▶ Source material:

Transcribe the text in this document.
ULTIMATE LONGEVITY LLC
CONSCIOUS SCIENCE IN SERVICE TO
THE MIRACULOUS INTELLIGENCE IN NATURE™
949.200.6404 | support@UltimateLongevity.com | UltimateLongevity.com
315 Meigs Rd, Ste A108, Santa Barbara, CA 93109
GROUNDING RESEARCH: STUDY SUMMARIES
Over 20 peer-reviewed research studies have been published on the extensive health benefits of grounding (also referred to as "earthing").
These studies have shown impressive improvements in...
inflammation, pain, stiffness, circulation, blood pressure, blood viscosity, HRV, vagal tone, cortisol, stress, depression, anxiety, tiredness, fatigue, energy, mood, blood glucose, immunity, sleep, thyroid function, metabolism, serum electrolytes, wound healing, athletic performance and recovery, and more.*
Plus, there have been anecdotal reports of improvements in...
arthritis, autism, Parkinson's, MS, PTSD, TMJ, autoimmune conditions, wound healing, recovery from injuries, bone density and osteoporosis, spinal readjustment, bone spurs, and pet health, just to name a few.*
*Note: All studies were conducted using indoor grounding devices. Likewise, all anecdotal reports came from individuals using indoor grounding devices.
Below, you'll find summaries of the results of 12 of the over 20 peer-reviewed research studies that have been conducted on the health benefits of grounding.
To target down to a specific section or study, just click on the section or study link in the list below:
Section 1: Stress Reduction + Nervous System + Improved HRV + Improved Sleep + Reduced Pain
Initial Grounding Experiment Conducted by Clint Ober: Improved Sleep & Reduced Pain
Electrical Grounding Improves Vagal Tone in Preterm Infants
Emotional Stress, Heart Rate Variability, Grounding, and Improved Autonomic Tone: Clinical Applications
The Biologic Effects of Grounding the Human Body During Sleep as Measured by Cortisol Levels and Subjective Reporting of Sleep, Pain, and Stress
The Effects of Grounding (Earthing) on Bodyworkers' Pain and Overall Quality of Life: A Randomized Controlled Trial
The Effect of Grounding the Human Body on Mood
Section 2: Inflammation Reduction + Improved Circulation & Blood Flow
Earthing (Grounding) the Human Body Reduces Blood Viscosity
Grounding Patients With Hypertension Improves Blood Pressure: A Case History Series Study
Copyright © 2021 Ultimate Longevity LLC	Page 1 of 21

▶ Assigned task: From the data above, pick out each line containing "Human" and copy it.

▶ Answer for the task:
The Biologic Effects of Grounding the Human Body During Sleep as Measured by Cortisol Levels and Subjective Reporting of Sleep, Pain, and Stress
The Effect of Grounding the Human Body on Mood
Earthing (Grounding) the Human Body Reduces Blood Viscosity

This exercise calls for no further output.